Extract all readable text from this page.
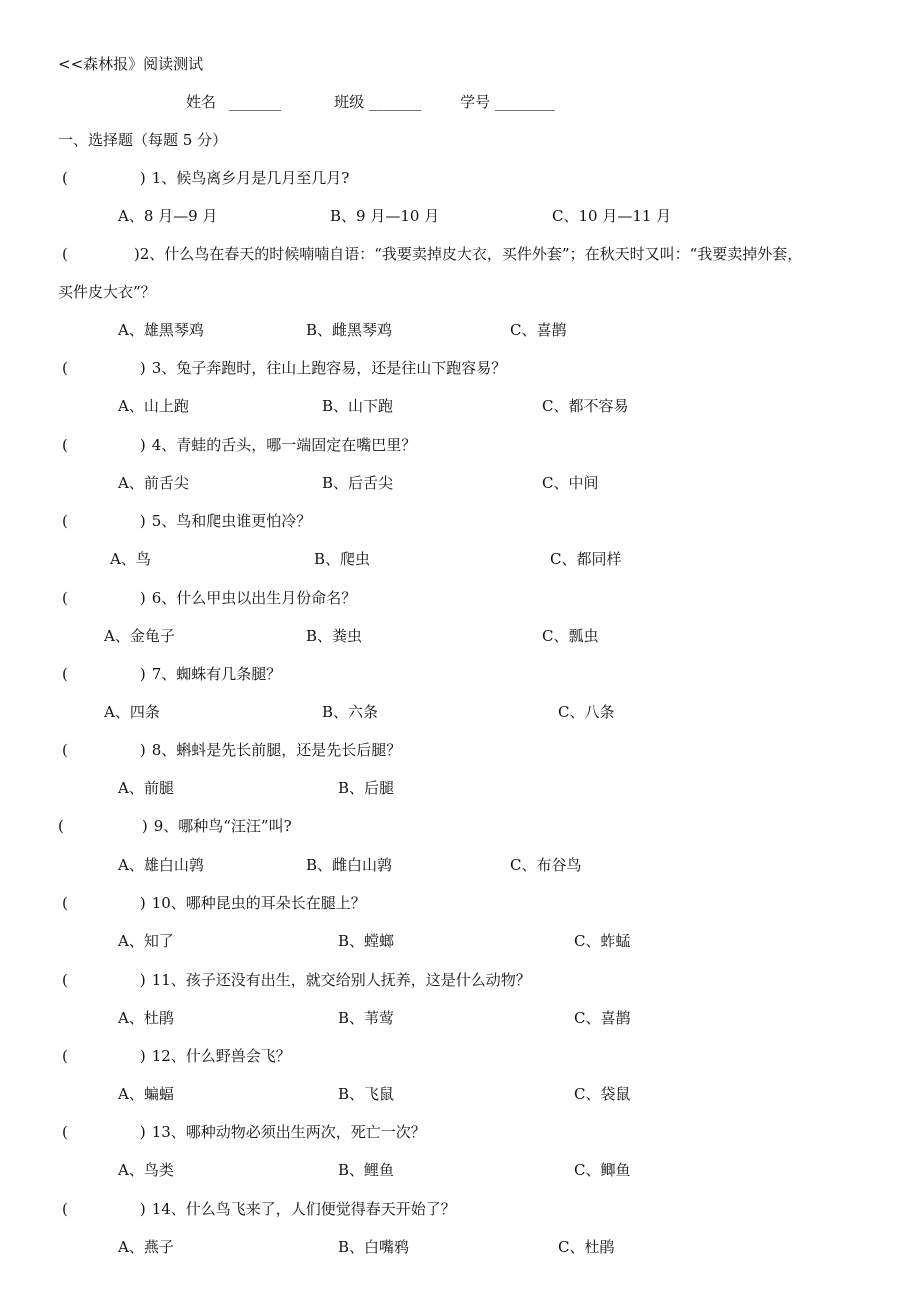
<<森林报》阅读测试
姓名 _______	班级 _______	学号 ________
一、选择题（每题 5 分）
(	) 1、候鸟离乡月是几月至几月?
A、8 月—9 月	B、9 月—10 月	C、10 月—11 月
(	)2、什么鸟在春天的时候喃喃自语：“我要卖掉皮大衣，买件外套”；在秋天时又叫：“我要卖掉外套，
买件皮大衣”？
A、雄黑琴鸡	B、雌黑琴鸡	C、喜鹊
(	) 3、兔子奔跑时，往山上跑容易，还是往山下跑容易？
A、山上跑	B、山下跑	C、都不容易
(	) 4、青蛙的舌头，哪一端固定在嘴巴里？
A、前舌尖	B、后舌尖	C、中间
(	) 5、鸟和爬虫谁更怕冷？
A、鸟	B、爬虫	C、都同样
(	) 6、什么甲虫以出生月份命名？
A、金龟子	B、粪虫	C、瓢虫
(	) 7、蜘蛛有几条腿？
A、四条	B、六条	C、八条
(	) 8、蝌蚪是先长前腿，还是先长后腿？
A、前腿	B、后腿
(	) 9、哪种鸟“汪汪”叫?
A、雄白山鹑	B、雌白山鹑	C、布谷鸟
(	) 10、哪种昆虫的耳朵长在腿上？
A、知了	B、螳螂	C、蚱蜢
(	) 11、孩子还没有出生，就交给别人抚养，这是什么动物？
A、杜鹃	B、苇莺	C、喜鹊
(	) 12、什么野兽会飞？
A、蝙蝠	B、飞鼠	C、袋鼠
(	) 13、哪种动物必须出生两次，死亡一次？
A、鸟类	B、鲤鱼	C、鲫鱼
(	) 14、什么鸟飞来了，人们便觉得春天开始了？
A、燕子	B、白嘴鸦	C、杜鹃
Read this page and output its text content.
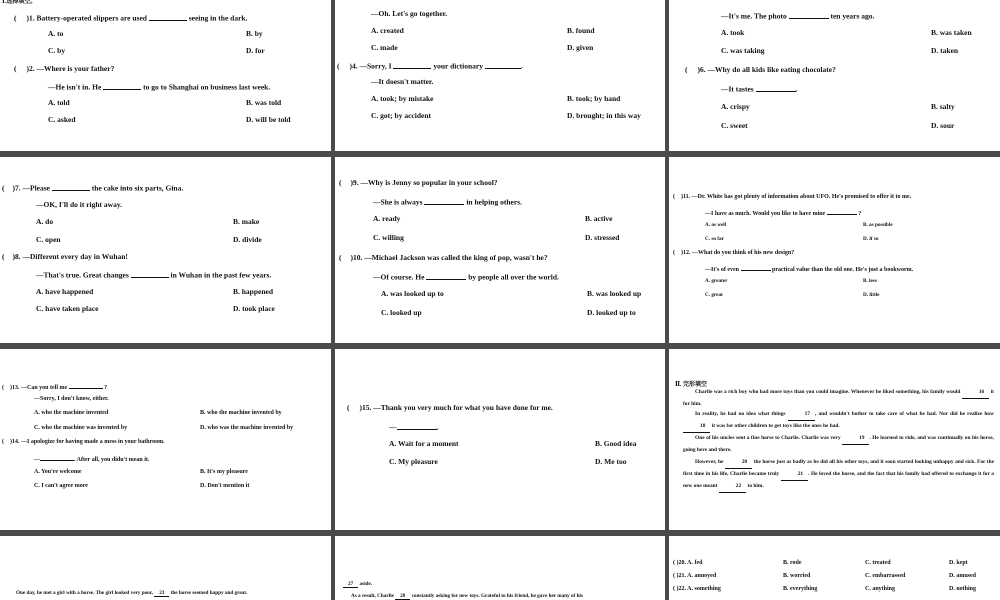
Ⅰ.选择填空。
( )1. Battery-operated slippers are used	seeing in the dark.
A. to	B. by
C. by	D. for
( )2. —Where is your father?
—He isn't in. He	to go to Shanghai on business last week.
A. told	B. was told
C. asked	D. will be told
—Oh. Let's go together.
A. created	B. found
C. made	D. given
( )4. —Sorry, I	your dictionary	.
—It doesn't matter.
A. took; by mistake	B. took; by hand
C. got; by accident	D. brought; in this way
—It's me. The photo	ten years ago.
A. took	B. was taken
C. was taking	D. taken
( )6. —Why do all kids like eating chocolate?
—It tastes	.
A. crispy	B. salty
C. sweet	D. sour
( )7. —Please	the cake into six parts, Gina.
—OK, I'll do it right away.
A. do	B. make
C. open	D. divide
( )8. —Different every day in Wuhan!
—That's true. Great changes	in Wuhan in the past few years.
A. have happened	B. happened
C. have taken place	D. took place
( )9. —Why is Jenny so popular in your school?
—She is always	in helping others.
A. ready	B. active
C. willing	D. stressed
( )10. —Michael Jackson was called the king of pop, wasn't he?
—Of course. He	by people all over the world.
A. was looked up to	B. was looked up
C. looked up	D. looked up to
( )11. —Dr. White has got plenty of information about UFO. He's promised to offer it to me.
—I have as much. Would you like to have mine	?
A. as well	B. as possible
C. so far	D. if so
( )12. —What do you think of his new design?
—It's of even	practical value than the old one. He's just a bookworm.
A. greater	B. less
C. great	D. little
( )13. —Can you tell me	?
—Sorry, I don't know, either.
A. who the machine invented	B. who the machine invented by
C. who the machine was invented by	D. who was the machine invented by
( )14. —I apologize for having made a mess in your bathroom.
—	. After all, you didn't mean it.
A. You're welcome	B. It's my pleasure
C. I can't agree more	D. Don't mention it
( )15. —Thank you very much for what you have done for me.
—	.
A. Wait for a moment	B. Good idea
C. My pleasure	D. Me too
Ⅱ. 完形填空
Charlie was a rich boy who had more toys than you could imagine. Whenever he liked something, his family would	16 it for him.
In reality, he had no idea what things	17 , and wouldn't bother to take care of what he had. Nor did he realize how 18 it was for other children to get toys like the ones he had.
One of his uncles sent a fine horse to Charlie. Charlie was very	19 . He learned to ride, and was continually on his horse, going here and there.
However, he	20 the horse just as badly as he did all his other toys, and it soon started looking unhappy and sick. For the first time in his life, Charlie became truly	21 . He loved the horse, and the fact that his family had offered to exchange it for a new one meant	22 to him.
One day, he met a girl with a horse. The girl looked very poor, 23 the horse seemed happy and great.
27 aside.
As a result, Charlie 28 constantly asking for new toys. Grateful to his friend, he gave her many of his
( )20. A. fed	B. rode	C. treated	D. kept
( )21. A. annoyed	B. worried	C. embarrassed	D. amused
( )22. A. something	B. everything	C. anything	D. nothing
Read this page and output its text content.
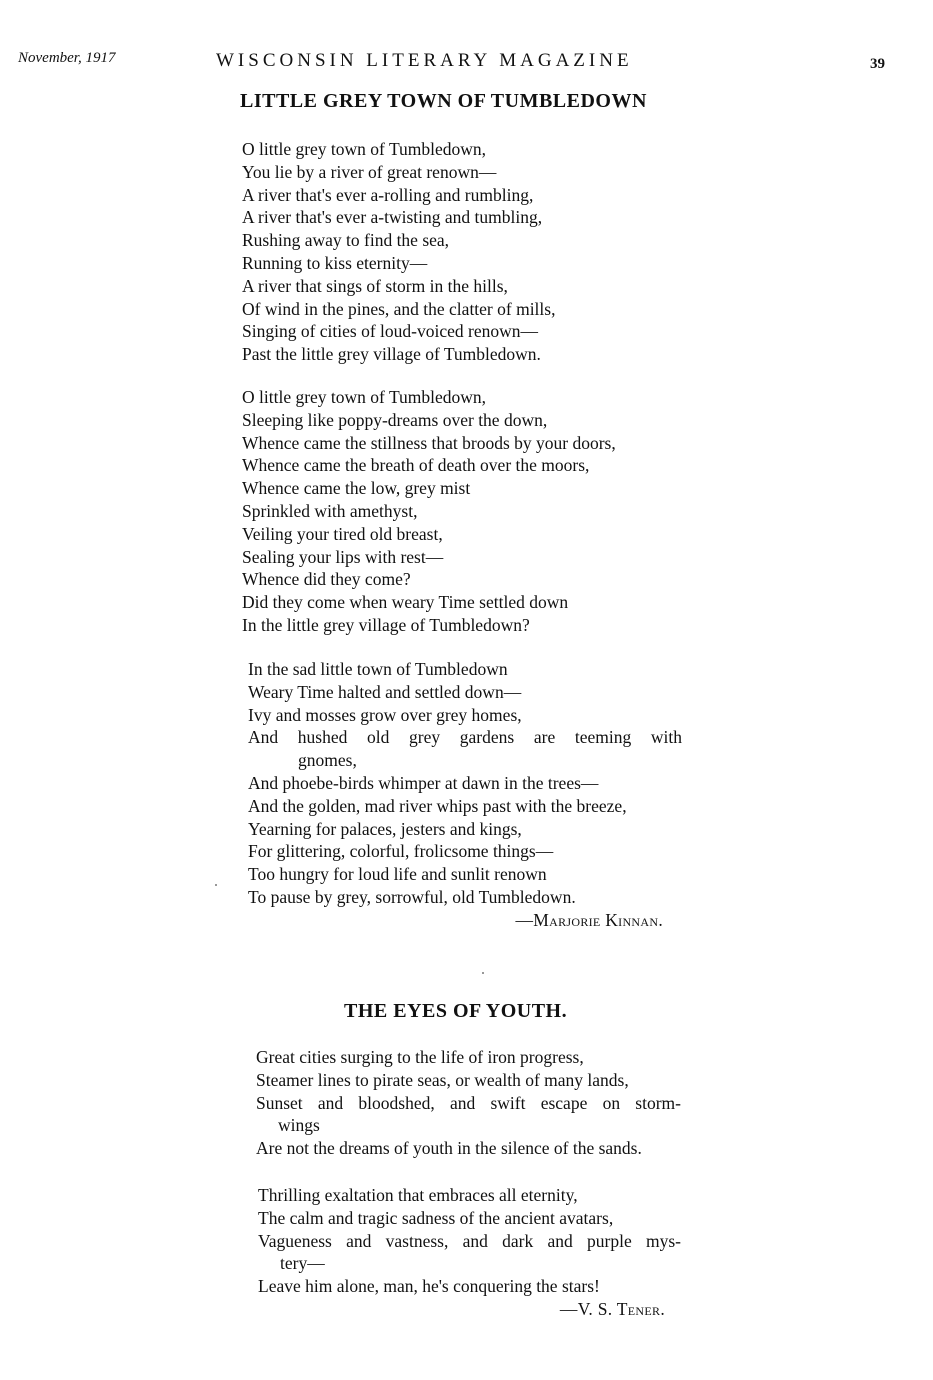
November, 1917	WISCONSIN LITERARY MAGAZINE	39
LITTLE GREY TOWN OF TUMBLEDOWN
O little grey town of Tumbledown,
You lie by a river of great renown—
A river that's ever a-rolling and rumbling,
A river that's ever a-twisting and tumbling,
Rushing away to find the sea,
Running to kiss eternity—
A river that sings of storm in the hills,
Of wind in the pines, and the clatter of mills,
Singing of cities of loud-voiced renown—
Past the little grey village of Tumbledown.
O little grey town of Tumbledown,
Sleeping like poppy-dreams over the down,
Whence came the stillness that broods by your doors,
Whence came the breath of death over the moors,
Whence came the low, grey mist
Sprinkled with amethyst,
Veiling your tired old breast,
Sealing your lips with rest—
Whence did they come?
Did they come when weary Time settled down
In the little grey village of Tumbledown?
In the sad little town of Tumbledown
Weary Time halted and settled down—
Ivy and mosses grow over grey homes,
And hushed old grey gardens are teeming with
gnomes,
And phoebe-birds whimper at dawn in the trees—
And the golden, mad river whips past with the breeze,
Yearning for palaces, jesters and kings,
For glittering, colorful, frolicsome things—
Too hungry for loud life and sunlit renown
To pause by grey, sorrowful, old Tumbledown.
—Marjorie Kinnan.
THE EYES OF YOUTH.
Great cities surging to the life of iron progress,
Steamer lines to pirate seas, or wealth of many lands,
Sunset and bloodshed, and swift escape on storm-
wings
Are not the dreams of youth in the silence of the sands.
Thrilling exaltation that embraces all eternity,
The calm and tragic sadness of the ancient avatars,
Vagueness and vastness, and dark and purple mys-
tery—
Leave him alone, man, he's conquering the stars!
—V. S. Tener.
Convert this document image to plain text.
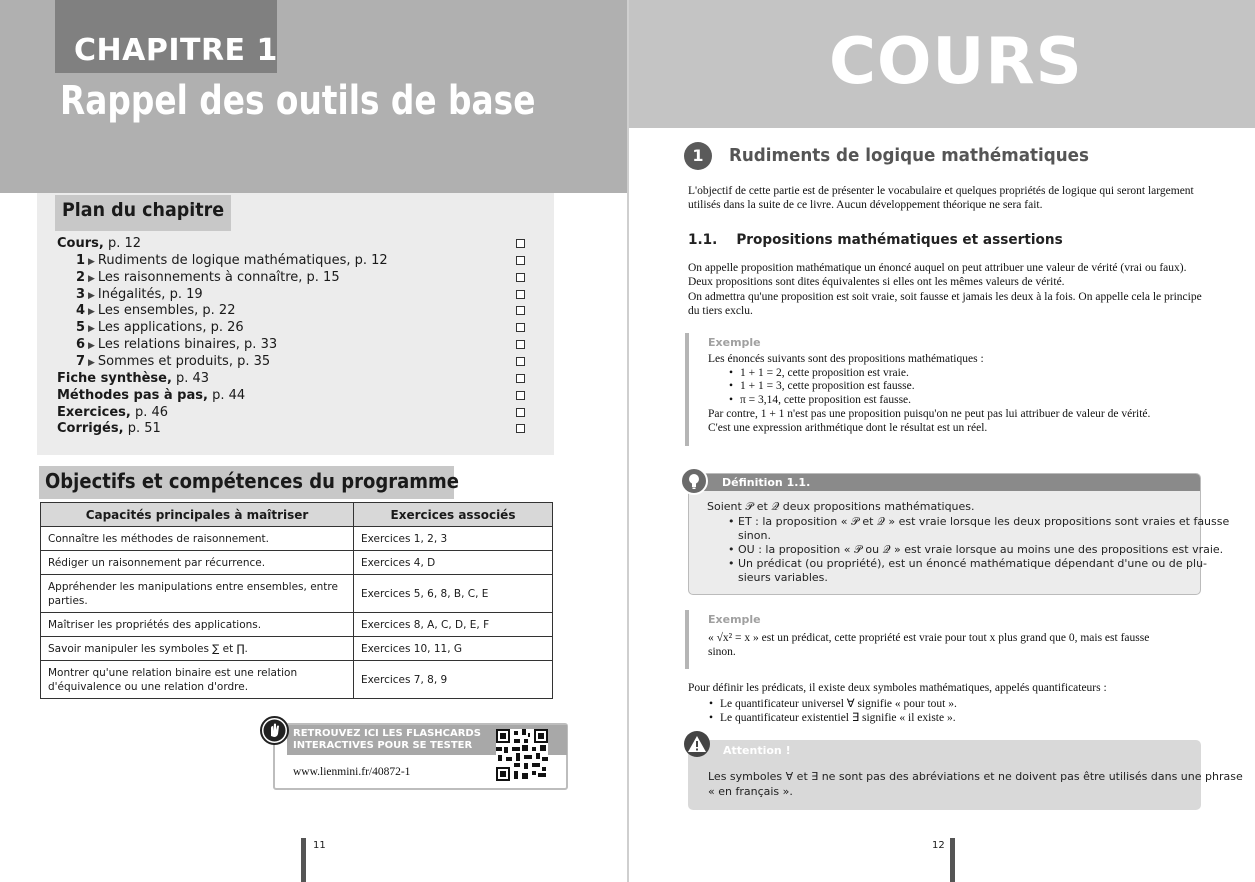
CHAPITRE 1
Rappel des outils de base
Plan du chapitre
Cours, p. 12
1 ▶ Rudiments de logique mathématiques, p. 12
2 ▶ Les raisonnements à connaître, p. 15
3 ▶ Inégalités, p. 19
4 ▶ Les ensembles, p. 22
5 ▶ Les applications, p. 26
6 ▶ Les relations binaires, p. 33
7 ▶ Sommes et produits, p. 35
Fiche synthèse, p. 43
Méthodes pas à pas, p. 44
Exercices, p. 46
Corrigés, p. 51
Objectifs et compétences du programme
Capacités principales à maîtriser	Exercices associés
Connaître les méthodes de raisonnement.	Exercices 1, 2, 3
Rédiger un raisonnement par récurrence.	Exercices 4, D
Appréhender les manipulations entre ensembles, entre parties.	Exercices 5, 6, 8, B, C, E
Maîtriser les propriétés des applications.	Exercices 8, A, C, D, E, F
Savoir manipuler les symboles ∑ et ∏.	Exercices 10, 11, G
Montrer qu'une relation binaire est une relation d'équivalence ou une relation d'ordre.	Exercices 7, 8, 9
RETROUVEZ ICI LES FLASHCARDS INTERACTIVES POUR SE TESTER
www.lienmini.fr/40872-1
11
COURS
1	Rudiments de logique mathématiques
L'objectif de cette partie est de présenter le vocabulaire et quelques propriétés de logique qui seront largement utilisés dans la suite de ce livre. Aucun développement théorique ne sera fait.
1.1. Propositions mathématiques et assertions
On appelle proposition mathématique un énoncé auquel on peut attribuer une valeur de vérité (vrai ou faux). Deux propositions sont dites équivalentes si elles ont les mêmes valeurs de vérité.
On admettra qu'une proposition est soit vraie, soit fausse et jamais les deux à la fois. On appelle cela le principe du tiers exclu.
Exemple
Les énoncés suivants sont des propositions mathématiques :
• 1 + 1 = 2, cette proposition est vraie.
• 1 + 1 = 3, cette proposition est fausse.
• π = 3,14, cette proposition est fausse.
Par contre, 1 + 1 n'est pas une proposition puisqu'on ne peut pas lui attribuer de valeur de vérité.
C'est une expression arithmétique dont le résultat est un réel.
Définition 1.1.
Soient 𝒫 et 𝒬 deux propositions mathématiques.
• ET : la proposition « 𝒫 et 𝒬 » est vraie lorsque les deux propositions sont vraies et fausse
sinon.
• OU : la proposition « 𝒫 ou 𝒬 » est vraie lorsque au moins une des propositions est vraie.
• Un prédicat (ou propriété), est un énoncé mathématique dépendant d'une ou de plu-
sieurs variables.
Exemple
« √x² = x » est un prédicat, cette propriété est vraie pour tout x plus grand que 0, mais est fausse
sinon.
Pour définir les prédicats, il existe deux symboles mathématiques, appelés quantificateurs :
• Le quantificateur universel ∀ signifie « pour tout ».
• Le quantificateur existentiel ∃ signifie « il existe ».
Attention !
Les symboles ∀ et ∃ ne sont pas des abréviations et ne doivent pas être utilisés dans une phrase
« en français ».
12
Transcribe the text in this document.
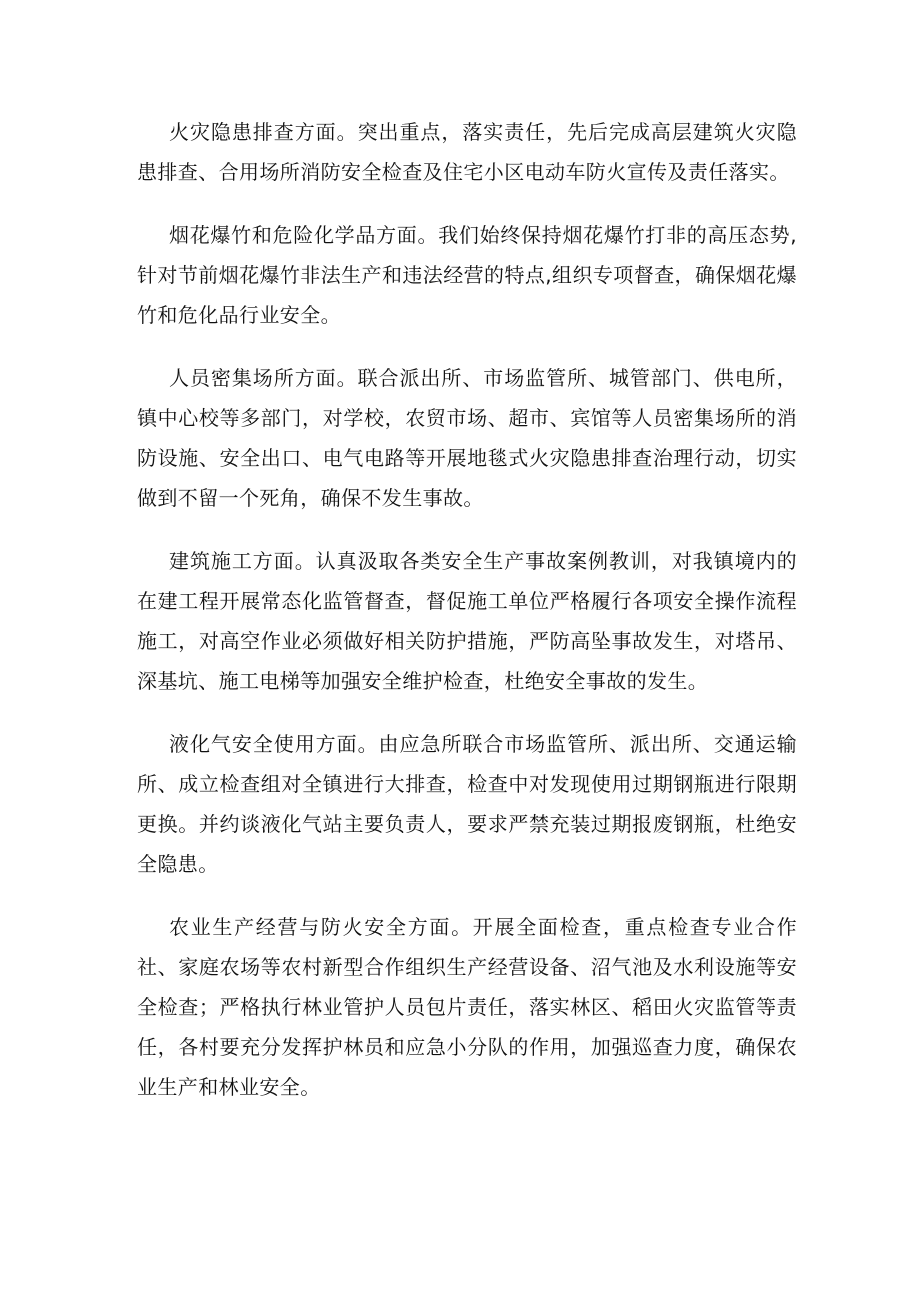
火灾隐患排查方面。突出重点，落实责任，先后完成高层建筑火灾隐患排查、合用场所消防安全检查及住宅小区电动车防火宣传及责任落实。

烟花爆竹和危险化学品方面。我们始终保持烟花爆竹打非的高压态势,针对节前烟花爆竹非法生产和违法经营的特点,组织专项督查，确保烟花爆竹和危化品行业安全。

人员密集场所方面。联合派出所、市场监管所、城管部门、供电所，镇中心校等多部门，对学校，农贸市场、超市、宾馆等人员密集场所的消防设施、安全出口、电气电路等开展地毯式火灾隐患排查治理行动，切实做到不留一个死角，确保不发生事故。

建筑施工方面。认真汲取各类安全生产事故案例教训，对我镇境内的在建工程开展常态化监管督查，督促施工单位严格履行各项安全操作流程施工，对高空作业必须做好相关防护措施，严防高坠事故发生，对塔吊、深基坑、施工电梯等加强安全维护检查，杜绝安全事故的发生。

液化气安全使用方面。由应急所联合市场监管所、派出所、交通运输所、成立检查组对全镇进行大排查，检查中对发现使用过期钢瓶进行限期更换。并约谈液化气站主要负责人，要求严禁充装过期报废钢瓶，杜绝安全隐患。

农业生产经营与防火安全方面。开展全面检查，重点检查专业合作社、家庭农场等农村新型合作组织生产经营设备、沼气池及水利设施等安全检查；严格执行林业管护人员包片责任，落实林区、稻田火灾监管等责任，各村要充分发挥护林员和应急小分队的作用，加强巡查力度，确保农业生产和林业安全。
◆ ◆ ◆ ◆ ◆
__DESCRIPTION OF THE TASK__: From the entries above, return each line with the word "utilisés" in it.

__OUTPUT FOR THIS TASK__:
L'objectif de cette partie est de présenter le vocabulaire et quelques propriétés de logique qui seront largement utilisés dans la suite de ce livre. Aucun développement théorique ne sera fait.
Les symboles ∀ et ∃ ne sont pas des abréviations et ne doivent pas être utilisés dans une phrase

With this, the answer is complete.